■ **THE EXERCISE**:
An exact copy of every record is needed.

(Figure record listings)
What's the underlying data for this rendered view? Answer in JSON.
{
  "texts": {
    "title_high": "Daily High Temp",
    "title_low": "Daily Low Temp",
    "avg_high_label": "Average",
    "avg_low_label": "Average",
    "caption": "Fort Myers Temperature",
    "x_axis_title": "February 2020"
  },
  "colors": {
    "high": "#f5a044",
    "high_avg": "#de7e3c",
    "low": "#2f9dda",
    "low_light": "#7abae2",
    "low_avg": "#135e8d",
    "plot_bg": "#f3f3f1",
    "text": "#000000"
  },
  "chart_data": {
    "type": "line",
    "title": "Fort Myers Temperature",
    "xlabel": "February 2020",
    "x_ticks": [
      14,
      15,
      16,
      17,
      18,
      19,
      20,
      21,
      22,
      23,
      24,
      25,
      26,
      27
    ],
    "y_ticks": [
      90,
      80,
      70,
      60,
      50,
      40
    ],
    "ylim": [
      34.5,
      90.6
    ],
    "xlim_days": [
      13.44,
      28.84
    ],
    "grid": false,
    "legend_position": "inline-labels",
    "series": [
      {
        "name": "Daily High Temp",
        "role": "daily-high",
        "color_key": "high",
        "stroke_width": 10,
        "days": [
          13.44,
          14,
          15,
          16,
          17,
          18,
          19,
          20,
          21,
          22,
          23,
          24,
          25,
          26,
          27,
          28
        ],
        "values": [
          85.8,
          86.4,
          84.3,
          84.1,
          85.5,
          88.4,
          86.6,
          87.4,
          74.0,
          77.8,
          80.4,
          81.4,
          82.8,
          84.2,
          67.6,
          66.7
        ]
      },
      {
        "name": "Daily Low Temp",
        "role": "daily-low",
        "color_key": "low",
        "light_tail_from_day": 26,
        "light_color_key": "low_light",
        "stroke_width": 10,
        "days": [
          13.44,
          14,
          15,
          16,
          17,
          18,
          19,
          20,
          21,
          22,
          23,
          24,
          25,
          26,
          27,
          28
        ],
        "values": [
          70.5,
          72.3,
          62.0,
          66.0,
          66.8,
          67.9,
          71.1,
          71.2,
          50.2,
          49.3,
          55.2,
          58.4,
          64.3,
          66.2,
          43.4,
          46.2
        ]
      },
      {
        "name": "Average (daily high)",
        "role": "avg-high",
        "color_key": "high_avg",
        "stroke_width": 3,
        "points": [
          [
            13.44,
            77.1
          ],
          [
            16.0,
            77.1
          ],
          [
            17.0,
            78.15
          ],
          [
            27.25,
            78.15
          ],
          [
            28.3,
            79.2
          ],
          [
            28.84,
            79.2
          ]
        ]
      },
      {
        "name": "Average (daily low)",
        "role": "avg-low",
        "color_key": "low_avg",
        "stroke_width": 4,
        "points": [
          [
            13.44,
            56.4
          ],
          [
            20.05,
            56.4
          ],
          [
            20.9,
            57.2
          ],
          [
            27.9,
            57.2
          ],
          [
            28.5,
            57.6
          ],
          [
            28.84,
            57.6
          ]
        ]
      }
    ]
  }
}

■ **TASK ANSWER**:
What's the underlying data for this rendered view? Answer in JSON.
{
  "texts": {
    "title_high": "Daily High Temp",
    "title_low": "Daily Low Temp",
    "avg_high_label": "Average",
    "avg_low_label": "Average",
    "caption": "Fort Myers Temperature",
    "x_axis_title": "February 2020"
  },
  "colors": {
    "high": "#f5a044",
    "high_avg": "#de7e3c",
    "low": "#2f9dda",
    "low_light": "#7abae2",
    "low_avg": "#135e8d",
    "plot_bg": "#f3f3f1",
    "text": "#000000"
  },
  "chart_data": {
    "type": "line",
    "title": "Fort Myers Temperature",
    "xlabel": "February 2020",
    "x_ticks": [
      14,
      15,
      16,
      17,
      18,
      19,
      20,
      21,
      22,
      23,
      24,
      25,
      26,
      27
    ],
    "y_ticks": [
      90,
      80,
      70,
      60,
      50,
      40
    ],
    "ylim": [
      34.5,
      90.6
    ],
    "xlim_days": [
      13.44,
      28.84
    ],
    "grid": false,
    "legend_position": "inline-labels",
    "series": [
      {
        "name": "Daily High Temp",
        "role": "daily-high",
        "color_key": "high",
        "stroke_width": 10,
        "days": [
          13.44,
          14,
          15,
          16,
          17,
          18,
          19,
          20,
          21,
          22,
          23,
          24,
          25,
          26,
          27,
          28
        ],
        "values": [
          85.8,
          86.4,
          84.3,
          84.1,
          85.5,
          88.4,
          86.6,
          87.4,
          74.0,
          77.8,
          80.4,
          81.4,
          82.8,
          84.2,
          67.6,
          66.7
        ]
      },
      {
        "name": "Daily Low Temp",
        "role": "daily-low",
        "color_key": "low",
        "light_tail_from_day": 26,
        "light_color_key": "low_light",
        "stroke_width": 10,
        "days": [
          13.44,
          14,
          15,
          16,
          17,
          18,
          19,
          20,
          21,
          22,
          23,
          24,
          25,
          26,
          27,
          28
        ],
        "values": [
          70.5,
          72.3,
          62.0,
          66.0,
          66.8,
          67.9,
          71.1,
          71.2,
          50.2,
          49.3,
          55.2,
          58.4,
          64.3,
          66.2,
          43.4,
          46.2
        ]
      },
      {
        "name": "Average (daily high)",
        "role": "avg-high",
        "color_key": "high_avg",
        "stroke_width": 3,
        "points": [
          [
            13.44,
            77.1
          ],
          [
            16.0,
            77.1
          ],
          [
            17.0,
            78.15
          ],
          [
            27.25,
            78.15
          ],
          [
            28.3,
            79.2
          ],
          [
            28.84,
            79.2
          ]
        ]
      },
      {
        "name": "Average (daily low)",
        "role": "avg-low",
        "color_key": "low_avg",
        "stroke_width": 4,
        "points": [
          [
            13.44,
            56.4
          ],
          [
            20.05,
            56.4
          ],
          [
            20.9,
            57.2
          ],
          [
            27.9,
            57.2
          ],
          [
            28.5,
            57.6
          ],
          [
            28.84,
            57.6
          ]
        ]
      }
    ]
  }
}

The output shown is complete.